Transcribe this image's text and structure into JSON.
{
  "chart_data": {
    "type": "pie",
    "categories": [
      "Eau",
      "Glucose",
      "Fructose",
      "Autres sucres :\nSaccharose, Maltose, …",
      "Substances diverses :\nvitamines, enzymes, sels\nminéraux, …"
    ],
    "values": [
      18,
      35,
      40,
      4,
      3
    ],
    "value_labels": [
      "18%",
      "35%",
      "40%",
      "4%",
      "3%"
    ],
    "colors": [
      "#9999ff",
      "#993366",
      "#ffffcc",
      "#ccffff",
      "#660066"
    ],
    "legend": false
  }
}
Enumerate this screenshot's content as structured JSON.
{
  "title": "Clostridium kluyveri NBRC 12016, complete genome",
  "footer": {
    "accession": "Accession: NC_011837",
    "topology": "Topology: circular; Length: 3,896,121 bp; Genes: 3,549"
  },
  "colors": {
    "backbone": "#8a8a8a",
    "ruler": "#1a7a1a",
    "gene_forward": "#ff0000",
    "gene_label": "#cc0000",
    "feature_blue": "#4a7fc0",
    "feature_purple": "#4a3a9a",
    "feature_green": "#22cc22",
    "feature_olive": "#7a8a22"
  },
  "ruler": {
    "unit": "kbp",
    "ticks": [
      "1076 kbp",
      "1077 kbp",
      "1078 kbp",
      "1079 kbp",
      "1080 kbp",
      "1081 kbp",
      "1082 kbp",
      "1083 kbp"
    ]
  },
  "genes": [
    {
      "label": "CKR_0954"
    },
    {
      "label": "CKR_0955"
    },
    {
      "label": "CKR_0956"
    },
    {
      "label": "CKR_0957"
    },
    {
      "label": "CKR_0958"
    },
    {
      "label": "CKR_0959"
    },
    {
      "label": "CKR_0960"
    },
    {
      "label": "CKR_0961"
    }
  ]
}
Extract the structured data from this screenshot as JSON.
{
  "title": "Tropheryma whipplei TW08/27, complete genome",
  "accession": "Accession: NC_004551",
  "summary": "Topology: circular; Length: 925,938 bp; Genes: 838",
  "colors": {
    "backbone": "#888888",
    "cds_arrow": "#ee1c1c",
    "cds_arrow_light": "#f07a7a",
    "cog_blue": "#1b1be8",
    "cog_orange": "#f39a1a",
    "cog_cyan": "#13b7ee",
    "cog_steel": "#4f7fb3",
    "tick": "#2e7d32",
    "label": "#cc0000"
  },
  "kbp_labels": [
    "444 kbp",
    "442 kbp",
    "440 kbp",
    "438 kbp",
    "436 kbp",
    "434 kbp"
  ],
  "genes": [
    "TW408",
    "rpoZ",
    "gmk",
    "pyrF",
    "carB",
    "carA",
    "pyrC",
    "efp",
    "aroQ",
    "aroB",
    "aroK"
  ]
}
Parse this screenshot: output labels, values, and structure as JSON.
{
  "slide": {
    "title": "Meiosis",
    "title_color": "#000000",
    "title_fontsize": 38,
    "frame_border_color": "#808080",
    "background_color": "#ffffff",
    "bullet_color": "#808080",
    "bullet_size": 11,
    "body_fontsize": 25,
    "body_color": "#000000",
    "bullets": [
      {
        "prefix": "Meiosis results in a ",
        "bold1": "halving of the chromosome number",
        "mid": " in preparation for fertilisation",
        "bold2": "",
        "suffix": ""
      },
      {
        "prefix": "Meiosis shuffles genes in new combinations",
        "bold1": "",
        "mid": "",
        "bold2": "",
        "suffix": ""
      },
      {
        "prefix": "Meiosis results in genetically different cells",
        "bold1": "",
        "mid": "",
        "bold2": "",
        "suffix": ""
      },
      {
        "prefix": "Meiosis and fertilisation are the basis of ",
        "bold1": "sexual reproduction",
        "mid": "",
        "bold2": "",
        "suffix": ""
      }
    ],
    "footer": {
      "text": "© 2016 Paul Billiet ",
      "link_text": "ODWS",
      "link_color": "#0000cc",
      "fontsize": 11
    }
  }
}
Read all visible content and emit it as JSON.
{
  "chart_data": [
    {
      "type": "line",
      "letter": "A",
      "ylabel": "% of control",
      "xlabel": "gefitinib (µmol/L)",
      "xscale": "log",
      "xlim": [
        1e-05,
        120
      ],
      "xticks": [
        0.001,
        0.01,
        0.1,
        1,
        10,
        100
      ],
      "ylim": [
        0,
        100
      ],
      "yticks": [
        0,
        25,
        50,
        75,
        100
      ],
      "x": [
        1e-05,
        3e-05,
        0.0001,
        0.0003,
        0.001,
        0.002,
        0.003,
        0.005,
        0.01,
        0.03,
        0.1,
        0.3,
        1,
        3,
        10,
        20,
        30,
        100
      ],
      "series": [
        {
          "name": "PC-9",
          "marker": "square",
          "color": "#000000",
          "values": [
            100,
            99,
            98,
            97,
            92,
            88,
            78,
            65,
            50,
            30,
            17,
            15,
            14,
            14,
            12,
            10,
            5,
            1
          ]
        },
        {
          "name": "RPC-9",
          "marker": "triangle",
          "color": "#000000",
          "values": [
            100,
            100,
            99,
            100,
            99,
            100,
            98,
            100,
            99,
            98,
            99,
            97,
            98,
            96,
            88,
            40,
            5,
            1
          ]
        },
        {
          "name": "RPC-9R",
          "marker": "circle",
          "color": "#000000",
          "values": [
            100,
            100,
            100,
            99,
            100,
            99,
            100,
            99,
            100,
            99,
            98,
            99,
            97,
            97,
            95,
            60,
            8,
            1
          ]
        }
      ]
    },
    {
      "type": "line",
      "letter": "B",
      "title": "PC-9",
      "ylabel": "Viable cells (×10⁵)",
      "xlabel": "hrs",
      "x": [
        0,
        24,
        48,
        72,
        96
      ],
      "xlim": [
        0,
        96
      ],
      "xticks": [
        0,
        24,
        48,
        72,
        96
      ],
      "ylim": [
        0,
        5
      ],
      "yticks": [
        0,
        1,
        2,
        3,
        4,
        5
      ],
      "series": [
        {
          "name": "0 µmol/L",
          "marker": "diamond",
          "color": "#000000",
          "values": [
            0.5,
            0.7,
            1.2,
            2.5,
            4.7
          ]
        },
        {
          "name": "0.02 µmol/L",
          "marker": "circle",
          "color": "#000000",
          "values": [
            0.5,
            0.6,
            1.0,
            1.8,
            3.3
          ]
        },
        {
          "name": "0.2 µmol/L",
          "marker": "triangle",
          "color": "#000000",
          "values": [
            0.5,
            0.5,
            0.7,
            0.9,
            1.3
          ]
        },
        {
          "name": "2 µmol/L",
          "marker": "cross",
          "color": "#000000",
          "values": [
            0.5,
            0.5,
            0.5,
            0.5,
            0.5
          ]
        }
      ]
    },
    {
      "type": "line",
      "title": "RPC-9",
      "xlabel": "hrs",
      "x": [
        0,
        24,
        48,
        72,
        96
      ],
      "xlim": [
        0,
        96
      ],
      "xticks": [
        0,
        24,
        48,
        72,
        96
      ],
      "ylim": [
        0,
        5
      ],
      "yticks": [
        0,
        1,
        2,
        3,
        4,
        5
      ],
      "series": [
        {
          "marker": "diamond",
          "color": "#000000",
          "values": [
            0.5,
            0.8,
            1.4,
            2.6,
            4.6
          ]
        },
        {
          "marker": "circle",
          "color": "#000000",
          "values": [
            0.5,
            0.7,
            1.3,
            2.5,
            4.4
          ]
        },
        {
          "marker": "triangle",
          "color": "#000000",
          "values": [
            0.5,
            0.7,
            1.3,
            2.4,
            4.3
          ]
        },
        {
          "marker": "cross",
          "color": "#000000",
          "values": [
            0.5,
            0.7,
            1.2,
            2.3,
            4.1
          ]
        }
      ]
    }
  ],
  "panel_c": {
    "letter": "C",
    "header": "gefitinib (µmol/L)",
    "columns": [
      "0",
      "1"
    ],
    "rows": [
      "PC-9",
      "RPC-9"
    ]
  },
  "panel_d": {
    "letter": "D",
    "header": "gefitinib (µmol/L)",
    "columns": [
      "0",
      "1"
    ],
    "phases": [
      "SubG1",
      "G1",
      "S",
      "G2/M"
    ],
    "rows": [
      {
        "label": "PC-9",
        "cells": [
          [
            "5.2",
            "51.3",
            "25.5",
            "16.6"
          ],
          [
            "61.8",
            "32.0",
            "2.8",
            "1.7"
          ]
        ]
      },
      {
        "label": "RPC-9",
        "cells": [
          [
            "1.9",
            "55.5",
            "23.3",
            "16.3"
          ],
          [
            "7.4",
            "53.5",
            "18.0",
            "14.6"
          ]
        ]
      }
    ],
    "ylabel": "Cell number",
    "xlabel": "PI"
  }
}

_ _ _ _ _

Please copy each line of the material that contains the word "results".

** Solution for this exercise **
        "prefix": "Meiosis results in a ",
        "prefix": "Meiosis results in genetically different cells",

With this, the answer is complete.